Tuesday, November 5, 2024

Close but no Cigar for (Alleged) Drunk Driver

The Goon Squad apparently casts a long shadow, even out to the Rez.  A federal employee tried to use the Goon Squad's notoriety to get out of a DUI.  The key word is "tried."   This post almost classified for "Idiot of the Day."  

Michael Hollis was involved in a wreck on Spann Drive (Near Polk's Drugs) at 4 PM on October 19 by the Ross Barnett Reservoir on the Rankin County side.  The police report states: 



What is interesting is what took place before the Reservoir police arrived at the scene.  Rankin County deputies responded to the accident.  Law enforcement sources said the suspect claimed he worked for the Justice Department.  The deputies obviously did not want to arrest such an individual. After determining the accident fell within the jurisdiction of the Reservoir Patrol, the deputies called Reservoir Patrol and transferred the case.   However, Hollis does not work for the Justice Department but is employed at the EEOC.   Nice try.  




11 comments:

Anonymous said...

If he works for the EEOC I know two things, one of which I will mention--- he is an anti-capitalist.

Anonymous said...

The EEOC is an independent agency. However, it is joined at the hip with The Justice Department and The Labor Department.

> [WHAT THIS EXERCISE ASKS]:
1. Name the agencies mentioned in the second comment on the drunk-driving blog post.
2. Translate this sentence from the drunk-driving blog post into Spanish: "Rankin County deputies responded to the accident."
3. Please resume the drunk-driving blog post from its last line.
The listing comes from a separate source with no connection to the drunk-driving blog post.

[Document understanding data]
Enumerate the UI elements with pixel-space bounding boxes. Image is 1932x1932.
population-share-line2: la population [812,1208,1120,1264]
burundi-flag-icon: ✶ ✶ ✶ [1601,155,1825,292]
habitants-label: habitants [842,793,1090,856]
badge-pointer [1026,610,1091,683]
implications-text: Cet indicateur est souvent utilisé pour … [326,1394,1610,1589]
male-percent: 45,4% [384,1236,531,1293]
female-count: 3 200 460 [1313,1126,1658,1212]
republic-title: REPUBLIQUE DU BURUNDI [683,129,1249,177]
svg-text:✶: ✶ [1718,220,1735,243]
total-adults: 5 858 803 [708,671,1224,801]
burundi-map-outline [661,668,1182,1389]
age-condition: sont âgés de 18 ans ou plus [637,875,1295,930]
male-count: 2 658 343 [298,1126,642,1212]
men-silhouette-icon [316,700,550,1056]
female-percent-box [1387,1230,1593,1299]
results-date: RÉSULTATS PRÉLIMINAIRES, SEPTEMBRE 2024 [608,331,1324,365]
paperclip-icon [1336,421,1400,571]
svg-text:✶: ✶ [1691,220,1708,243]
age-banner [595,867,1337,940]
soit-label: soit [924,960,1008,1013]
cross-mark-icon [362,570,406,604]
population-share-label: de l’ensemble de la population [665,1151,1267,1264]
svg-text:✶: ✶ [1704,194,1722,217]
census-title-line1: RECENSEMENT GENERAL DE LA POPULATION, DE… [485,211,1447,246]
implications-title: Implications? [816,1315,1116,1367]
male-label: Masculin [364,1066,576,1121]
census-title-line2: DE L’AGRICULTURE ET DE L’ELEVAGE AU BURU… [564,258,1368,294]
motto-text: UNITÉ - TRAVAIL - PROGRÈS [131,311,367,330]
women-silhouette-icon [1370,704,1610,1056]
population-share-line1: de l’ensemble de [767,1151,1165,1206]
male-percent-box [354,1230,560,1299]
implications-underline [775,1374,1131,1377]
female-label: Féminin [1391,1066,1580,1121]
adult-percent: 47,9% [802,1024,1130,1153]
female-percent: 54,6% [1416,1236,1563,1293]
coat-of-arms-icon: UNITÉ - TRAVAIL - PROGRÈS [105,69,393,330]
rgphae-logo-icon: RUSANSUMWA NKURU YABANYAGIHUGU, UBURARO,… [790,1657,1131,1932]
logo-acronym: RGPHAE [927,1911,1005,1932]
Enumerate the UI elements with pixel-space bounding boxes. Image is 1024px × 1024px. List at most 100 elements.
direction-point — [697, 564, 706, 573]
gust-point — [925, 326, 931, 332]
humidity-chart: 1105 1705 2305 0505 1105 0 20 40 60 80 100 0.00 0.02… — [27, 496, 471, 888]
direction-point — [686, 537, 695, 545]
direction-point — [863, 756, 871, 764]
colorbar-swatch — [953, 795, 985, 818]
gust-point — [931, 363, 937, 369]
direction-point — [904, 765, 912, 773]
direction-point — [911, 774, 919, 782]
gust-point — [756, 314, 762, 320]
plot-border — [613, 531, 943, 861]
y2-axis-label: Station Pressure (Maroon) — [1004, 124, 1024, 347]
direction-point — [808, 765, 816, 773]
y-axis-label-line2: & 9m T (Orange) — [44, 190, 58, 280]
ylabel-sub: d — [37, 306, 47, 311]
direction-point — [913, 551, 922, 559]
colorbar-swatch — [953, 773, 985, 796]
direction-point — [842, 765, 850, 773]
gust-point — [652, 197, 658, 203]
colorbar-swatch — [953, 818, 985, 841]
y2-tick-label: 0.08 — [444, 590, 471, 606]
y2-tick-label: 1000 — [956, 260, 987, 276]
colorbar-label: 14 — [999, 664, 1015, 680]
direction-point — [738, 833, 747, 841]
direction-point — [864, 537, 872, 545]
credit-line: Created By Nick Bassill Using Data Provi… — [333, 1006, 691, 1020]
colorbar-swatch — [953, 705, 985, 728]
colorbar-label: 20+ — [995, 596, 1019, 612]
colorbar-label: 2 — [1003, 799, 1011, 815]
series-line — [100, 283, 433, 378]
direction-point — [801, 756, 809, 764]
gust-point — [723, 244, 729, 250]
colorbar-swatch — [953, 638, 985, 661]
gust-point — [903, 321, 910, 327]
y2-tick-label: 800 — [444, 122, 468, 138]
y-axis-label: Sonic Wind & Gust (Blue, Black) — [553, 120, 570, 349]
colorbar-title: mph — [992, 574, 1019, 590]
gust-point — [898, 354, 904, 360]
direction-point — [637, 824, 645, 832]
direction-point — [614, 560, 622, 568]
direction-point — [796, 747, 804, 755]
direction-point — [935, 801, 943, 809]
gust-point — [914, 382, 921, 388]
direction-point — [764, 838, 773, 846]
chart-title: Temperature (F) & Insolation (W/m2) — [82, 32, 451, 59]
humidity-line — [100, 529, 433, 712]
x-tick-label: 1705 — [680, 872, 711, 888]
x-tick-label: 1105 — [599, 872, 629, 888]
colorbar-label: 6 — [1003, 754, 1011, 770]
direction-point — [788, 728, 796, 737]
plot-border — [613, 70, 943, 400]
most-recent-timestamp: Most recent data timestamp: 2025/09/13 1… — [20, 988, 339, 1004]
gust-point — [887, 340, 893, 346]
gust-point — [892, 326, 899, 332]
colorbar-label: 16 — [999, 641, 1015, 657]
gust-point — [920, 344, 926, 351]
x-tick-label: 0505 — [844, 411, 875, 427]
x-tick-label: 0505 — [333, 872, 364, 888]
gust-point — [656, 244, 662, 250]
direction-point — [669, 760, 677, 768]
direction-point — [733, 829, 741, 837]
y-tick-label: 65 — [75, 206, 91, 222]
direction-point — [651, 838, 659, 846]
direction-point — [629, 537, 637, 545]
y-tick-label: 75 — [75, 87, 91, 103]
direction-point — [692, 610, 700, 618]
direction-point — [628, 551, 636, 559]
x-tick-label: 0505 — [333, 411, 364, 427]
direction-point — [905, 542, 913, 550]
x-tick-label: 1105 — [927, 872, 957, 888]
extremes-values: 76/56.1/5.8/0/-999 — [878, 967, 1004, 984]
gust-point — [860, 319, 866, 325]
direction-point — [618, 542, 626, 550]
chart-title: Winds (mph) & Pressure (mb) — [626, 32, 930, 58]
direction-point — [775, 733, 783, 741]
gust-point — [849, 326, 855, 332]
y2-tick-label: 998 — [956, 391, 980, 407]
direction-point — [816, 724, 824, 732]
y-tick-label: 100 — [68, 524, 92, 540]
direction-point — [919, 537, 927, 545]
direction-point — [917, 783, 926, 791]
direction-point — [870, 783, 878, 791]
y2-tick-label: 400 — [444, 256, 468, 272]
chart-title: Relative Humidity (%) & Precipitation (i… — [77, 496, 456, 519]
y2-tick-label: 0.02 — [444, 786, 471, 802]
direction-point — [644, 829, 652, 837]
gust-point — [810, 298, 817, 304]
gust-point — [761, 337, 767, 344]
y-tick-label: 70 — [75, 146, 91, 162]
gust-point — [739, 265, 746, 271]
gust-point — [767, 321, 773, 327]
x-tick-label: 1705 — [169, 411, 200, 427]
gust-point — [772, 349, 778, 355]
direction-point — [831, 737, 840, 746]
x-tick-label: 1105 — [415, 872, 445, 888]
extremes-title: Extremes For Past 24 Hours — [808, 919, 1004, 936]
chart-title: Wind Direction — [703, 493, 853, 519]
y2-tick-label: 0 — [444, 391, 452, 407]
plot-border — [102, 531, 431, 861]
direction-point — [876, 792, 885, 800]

> [ANSWERS BY ITEM NUMBER]:
1. The EEOC, The Justice Department, The Labor Department

2. Los alguaciles del condado de Rankin acudieron al lugar del accidente.

3.
EEOC answers administratively to an appointed commission, like the National Labor Relations Board does. However, boards and commissions are rarely involved in technical and procedural oversight and are more less ceremonial, at the behest of the sitting president who appoints them, during rotation.

Most EEOC cases either involve the Justice Department regulations or the Labor Department regulations.

So, I'm not sure he lied.

Anonymous said...

Doesn't matter much his job category. It does look like he may be an unarmed investigator for EEOC. He could be armed, not relevant. What is relevant is that MAYbe he impersonated a Fed Crim Investigator to avoid arrest for a dangerous DUI incident, which is probably obstruction of justice AND impersonation. Or even if he is an investigator, who appears to lecture on status of Felons for EEOC/Woke employment policy now, he knows very well that it is obstruction of justice and a major professional responsibility issue, beyond even DUI.

If he refused medical treatment possibly to go to another medical facility to avoid blood draws for DUI, then that is somewhat furtive behavior that might not help his case.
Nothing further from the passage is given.